__Dataset content__:
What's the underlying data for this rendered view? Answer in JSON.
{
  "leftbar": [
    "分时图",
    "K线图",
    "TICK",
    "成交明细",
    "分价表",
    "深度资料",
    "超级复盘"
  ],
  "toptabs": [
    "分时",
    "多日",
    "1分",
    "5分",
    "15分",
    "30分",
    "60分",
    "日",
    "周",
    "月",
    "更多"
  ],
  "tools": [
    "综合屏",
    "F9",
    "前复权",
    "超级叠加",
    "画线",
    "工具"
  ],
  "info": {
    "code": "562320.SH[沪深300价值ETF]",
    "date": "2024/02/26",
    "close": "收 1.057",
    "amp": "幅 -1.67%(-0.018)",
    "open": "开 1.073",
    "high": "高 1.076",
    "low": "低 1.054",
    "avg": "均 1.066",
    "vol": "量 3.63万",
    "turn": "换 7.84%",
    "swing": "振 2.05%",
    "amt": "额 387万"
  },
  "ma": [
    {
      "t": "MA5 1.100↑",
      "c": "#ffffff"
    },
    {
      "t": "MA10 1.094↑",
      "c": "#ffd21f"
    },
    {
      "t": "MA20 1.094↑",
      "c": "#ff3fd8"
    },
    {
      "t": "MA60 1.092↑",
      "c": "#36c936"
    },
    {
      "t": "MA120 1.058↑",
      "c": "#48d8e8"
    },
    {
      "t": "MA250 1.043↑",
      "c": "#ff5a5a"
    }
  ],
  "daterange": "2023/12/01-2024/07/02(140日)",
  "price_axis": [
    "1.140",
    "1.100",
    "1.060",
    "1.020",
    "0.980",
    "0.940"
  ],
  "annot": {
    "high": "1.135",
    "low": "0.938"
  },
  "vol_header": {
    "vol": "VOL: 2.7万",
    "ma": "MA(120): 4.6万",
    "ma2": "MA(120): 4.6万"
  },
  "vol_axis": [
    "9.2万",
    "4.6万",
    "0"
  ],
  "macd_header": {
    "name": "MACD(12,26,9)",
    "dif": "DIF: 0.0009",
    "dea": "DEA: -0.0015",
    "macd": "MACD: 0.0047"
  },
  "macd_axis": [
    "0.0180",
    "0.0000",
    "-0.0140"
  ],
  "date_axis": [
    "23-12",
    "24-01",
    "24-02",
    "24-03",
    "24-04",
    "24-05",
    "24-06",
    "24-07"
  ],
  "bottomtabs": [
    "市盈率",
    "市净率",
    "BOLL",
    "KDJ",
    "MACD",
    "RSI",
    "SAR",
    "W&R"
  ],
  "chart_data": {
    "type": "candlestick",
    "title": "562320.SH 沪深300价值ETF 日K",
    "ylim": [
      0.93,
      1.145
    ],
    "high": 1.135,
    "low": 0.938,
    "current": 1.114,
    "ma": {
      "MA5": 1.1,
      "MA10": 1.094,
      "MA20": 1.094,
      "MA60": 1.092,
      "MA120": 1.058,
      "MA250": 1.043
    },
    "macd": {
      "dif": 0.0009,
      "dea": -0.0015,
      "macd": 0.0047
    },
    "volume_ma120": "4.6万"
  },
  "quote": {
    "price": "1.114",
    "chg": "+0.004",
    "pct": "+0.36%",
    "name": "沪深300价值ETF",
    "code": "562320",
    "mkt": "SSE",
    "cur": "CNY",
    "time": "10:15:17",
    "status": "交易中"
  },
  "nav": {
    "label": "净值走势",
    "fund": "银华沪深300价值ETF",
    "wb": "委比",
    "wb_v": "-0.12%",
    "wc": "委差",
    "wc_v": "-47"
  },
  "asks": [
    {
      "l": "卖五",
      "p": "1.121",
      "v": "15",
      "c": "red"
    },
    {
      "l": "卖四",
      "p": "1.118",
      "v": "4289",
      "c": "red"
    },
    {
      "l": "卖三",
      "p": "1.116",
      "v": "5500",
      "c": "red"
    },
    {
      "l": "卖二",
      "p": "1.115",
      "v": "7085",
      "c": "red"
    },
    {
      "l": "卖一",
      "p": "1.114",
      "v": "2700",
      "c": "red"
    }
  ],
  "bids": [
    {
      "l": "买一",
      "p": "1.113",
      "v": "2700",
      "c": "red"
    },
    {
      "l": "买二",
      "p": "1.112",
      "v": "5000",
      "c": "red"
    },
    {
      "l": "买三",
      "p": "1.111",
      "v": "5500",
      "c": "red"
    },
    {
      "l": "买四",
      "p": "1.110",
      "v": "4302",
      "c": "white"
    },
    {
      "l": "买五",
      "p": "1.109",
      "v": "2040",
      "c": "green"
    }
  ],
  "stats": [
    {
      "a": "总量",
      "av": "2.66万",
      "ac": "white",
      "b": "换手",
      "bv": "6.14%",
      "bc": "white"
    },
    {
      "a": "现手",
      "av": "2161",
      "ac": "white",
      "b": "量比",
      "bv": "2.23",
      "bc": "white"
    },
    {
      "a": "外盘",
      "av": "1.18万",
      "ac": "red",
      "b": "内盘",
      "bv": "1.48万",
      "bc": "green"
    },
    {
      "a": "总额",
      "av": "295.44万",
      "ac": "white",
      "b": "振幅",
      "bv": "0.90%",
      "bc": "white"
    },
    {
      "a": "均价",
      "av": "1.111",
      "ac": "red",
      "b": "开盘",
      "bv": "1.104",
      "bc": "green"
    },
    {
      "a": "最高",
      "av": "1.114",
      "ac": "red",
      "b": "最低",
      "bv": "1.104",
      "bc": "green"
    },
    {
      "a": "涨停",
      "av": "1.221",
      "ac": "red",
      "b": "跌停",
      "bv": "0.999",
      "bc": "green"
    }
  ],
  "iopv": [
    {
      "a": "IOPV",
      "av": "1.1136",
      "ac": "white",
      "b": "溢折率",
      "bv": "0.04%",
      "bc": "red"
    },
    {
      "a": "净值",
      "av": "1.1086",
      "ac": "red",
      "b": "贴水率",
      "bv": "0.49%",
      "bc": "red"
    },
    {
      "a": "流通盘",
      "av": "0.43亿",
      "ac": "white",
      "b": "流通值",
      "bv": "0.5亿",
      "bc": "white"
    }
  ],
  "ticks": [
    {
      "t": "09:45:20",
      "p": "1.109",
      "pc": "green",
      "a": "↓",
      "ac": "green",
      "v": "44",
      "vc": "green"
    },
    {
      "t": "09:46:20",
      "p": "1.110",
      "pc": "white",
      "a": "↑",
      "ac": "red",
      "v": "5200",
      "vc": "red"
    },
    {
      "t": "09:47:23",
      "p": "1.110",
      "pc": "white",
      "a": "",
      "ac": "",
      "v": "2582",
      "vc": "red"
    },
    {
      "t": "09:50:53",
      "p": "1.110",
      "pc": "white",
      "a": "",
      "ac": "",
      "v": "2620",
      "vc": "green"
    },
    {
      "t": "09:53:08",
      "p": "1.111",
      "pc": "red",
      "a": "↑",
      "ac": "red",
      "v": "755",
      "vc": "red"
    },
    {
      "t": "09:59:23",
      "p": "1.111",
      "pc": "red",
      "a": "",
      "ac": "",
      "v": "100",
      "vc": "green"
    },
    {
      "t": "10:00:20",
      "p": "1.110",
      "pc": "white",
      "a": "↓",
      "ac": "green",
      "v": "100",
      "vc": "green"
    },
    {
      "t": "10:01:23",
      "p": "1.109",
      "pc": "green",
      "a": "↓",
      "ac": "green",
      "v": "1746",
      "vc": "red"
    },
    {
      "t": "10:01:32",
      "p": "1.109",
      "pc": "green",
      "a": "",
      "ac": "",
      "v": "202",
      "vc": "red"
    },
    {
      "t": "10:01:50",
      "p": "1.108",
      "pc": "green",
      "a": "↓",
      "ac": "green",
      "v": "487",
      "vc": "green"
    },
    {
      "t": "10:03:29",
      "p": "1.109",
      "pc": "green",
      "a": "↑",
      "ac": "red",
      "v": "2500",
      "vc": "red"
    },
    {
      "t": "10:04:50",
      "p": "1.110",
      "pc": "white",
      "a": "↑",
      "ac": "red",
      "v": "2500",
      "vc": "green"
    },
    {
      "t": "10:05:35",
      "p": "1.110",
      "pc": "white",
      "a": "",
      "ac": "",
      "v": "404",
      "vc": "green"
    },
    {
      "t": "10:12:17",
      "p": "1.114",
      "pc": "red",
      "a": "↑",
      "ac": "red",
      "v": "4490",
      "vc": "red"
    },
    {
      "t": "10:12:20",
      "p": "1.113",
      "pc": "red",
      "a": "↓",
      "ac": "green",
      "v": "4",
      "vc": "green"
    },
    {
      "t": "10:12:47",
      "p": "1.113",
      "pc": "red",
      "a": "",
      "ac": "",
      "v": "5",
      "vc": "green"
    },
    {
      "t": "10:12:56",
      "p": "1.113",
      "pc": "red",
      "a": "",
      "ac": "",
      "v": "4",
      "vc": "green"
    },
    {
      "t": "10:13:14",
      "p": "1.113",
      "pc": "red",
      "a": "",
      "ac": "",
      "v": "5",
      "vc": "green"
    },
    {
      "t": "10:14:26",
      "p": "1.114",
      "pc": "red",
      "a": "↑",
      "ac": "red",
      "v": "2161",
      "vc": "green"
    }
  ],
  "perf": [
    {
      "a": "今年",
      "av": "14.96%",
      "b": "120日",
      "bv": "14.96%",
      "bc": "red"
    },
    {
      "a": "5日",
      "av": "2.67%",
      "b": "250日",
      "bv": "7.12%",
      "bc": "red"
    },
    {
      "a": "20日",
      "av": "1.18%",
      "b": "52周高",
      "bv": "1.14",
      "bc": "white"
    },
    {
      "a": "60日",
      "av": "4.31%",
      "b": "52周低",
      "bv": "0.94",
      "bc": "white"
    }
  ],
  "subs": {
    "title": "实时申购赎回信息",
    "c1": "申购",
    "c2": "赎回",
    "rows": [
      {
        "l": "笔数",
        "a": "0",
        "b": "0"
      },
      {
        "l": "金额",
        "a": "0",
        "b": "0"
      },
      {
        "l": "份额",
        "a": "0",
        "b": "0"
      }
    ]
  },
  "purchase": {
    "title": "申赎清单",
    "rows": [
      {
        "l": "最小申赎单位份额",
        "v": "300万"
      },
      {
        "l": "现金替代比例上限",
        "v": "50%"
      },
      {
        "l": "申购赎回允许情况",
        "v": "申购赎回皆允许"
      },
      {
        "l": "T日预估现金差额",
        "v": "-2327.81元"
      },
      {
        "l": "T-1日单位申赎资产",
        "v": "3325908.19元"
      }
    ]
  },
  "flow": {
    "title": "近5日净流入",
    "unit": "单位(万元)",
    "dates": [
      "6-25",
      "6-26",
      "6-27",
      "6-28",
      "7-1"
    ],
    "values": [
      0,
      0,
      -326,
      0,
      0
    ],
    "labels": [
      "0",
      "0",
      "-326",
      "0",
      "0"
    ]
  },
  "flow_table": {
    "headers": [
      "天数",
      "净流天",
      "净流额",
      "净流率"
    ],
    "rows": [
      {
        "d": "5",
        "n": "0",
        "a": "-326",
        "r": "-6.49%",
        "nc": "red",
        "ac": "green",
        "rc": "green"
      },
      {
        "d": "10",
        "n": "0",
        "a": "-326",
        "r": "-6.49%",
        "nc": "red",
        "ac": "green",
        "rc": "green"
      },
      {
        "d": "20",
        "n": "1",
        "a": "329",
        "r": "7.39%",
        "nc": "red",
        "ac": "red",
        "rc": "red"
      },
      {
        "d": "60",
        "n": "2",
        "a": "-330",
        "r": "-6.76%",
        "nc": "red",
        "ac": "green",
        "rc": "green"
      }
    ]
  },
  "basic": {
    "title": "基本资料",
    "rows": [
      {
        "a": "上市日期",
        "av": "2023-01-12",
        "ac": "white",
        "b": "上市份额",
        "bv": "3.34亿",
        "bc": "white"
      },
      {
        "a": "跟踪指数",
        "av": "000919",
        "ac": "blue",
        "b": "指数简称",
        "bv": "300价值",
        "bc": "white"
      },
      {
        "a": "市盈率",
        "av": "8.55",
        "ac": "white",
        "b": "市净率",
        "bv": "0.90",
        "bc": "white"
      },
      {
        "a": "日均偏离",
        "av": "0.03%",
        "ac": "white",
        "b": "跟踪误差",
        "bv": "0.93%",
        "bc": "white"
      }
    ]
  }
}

__Exercise task__: Which lines above contain "code"? Show each of them.

__Correct result__:
    "code": "562320.SH[沪深300价值ETF]",
    "code": "562320",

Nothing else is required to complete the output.